(Element and region data)
#####

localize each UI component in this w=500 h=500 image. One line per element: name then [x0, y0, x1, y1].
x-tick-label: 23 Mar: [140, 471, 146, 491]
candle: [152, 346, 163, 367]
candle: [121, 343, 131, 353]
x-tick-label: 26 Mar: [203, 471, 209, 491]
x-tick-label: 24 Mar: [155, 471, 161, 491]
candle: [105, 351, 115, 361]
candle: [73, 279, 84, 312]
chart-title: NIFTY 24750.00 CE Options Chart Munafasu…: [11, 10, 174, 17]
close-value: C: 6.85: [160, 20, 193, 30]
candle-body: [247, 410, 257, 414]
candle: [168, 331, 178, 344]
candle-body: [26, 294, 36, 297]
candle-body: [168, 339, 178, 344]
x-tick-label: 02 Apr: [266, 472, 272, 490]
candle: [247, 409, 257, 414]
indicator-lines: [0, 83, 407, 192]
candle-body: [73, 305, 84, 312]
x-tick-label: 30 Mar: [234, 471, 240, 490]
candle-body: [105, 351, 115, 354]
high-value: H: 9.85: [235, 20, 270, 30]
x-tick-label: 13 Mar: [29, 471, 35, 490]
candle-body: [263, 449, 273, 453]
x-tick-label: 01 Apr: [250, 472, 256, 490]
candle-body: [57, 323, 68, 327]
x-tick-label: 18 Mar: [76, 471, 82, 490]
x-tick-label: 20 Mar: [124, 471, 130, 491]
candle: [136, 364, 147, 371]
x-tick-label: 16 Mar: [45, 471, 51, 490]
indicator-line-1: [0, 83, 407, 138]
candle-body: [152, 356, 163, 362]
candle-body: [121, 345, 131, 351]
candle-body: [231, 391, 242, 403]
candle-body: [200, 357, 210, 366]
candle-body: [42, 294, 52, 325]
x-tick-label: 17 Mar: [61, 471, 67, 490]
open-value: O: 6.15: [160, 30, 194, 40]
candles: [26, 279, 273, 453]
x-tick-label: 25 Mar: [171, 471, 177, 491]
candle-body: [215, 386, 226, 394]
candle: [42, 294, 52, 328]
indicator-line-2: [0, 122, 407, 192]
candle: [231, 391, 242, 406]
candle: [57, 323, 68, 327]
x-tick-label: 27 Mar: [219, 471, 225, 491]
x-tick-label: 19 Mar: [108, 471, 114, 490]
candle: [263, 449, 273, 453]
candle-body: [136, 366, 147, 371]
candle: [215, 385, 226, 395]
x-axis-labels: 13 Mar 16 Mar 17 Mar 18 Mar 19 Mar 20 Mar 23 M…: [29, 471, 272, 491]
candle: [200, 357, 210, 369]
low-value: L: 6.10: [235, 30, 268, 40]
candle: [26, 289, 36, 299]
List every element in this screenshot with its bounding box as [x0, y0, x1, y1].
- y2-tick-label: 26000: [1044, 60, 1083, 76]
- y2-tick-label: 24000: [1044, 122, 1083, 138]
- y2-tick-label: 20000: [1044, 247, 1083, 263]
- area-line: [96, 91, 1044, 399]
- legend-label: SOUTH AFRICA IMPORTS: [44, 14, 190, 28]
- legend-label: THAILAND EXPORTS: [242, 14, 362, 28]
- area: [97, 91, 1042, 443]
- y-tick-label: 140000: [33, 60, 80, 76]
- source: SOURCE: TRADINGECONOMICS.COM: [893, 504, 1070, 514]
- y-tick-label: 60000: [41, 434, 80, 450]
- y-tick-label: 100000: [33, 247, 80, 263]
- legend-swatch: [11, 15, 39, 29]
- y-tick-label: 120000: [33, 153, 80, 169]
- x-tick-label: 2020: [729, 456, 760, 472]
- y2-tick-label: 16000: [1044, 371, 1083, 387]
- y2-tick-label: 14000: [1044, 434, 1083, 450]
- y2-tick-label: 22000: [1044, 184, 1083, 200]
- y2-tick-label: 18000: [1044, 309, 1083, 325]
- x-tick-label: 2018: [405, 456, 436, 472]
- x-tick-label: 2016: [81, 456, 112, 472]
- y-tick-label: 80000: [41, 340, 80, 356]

#####

* _INSTRUCTION_: Reproduce the material from its very first line through the line containing "candle-body: [73, 305, 84, 312]", keeping both of those lines and leaving out everything after it.

* _WORKED SOLUTION_:
localize each UI component in this w=500 h=500 image. One line per element: name then [x0, y0, x1, y1].
x-tick-label: 23 Mar: [140, 471, 146, 491]
candle: [152, 346, 163, 367]
candle: [121, 343, 131, 353]
x-tick-label: 26 Mar: [203, 471, 209, 491]
x-tick-label: 24 Mar: [155, 471, 161, 491]
candle: [105, 351, 115, 361]
candle: [73, 279, 84, 312]
chart-title: NIFTY 24750.00 CE Options Chart Munafasu…: [11, 10, 174, 17]
close-value: C: 6.85: [160, 20, 193, 30]
candle-body: [247, 410, 257, 414]
candle: [168, 331, 178, 344]
candle-body: [26, 294, 36, 297]
candle-body: [168, 339, 178, 344]
x-tick-label: 02 Apr: [266, 472, 272, 490]
candle: [247, 409, 257, 414]
indicator-lines: [0, 83, 407, 192]
candle-body: [73, 305, 84, 312]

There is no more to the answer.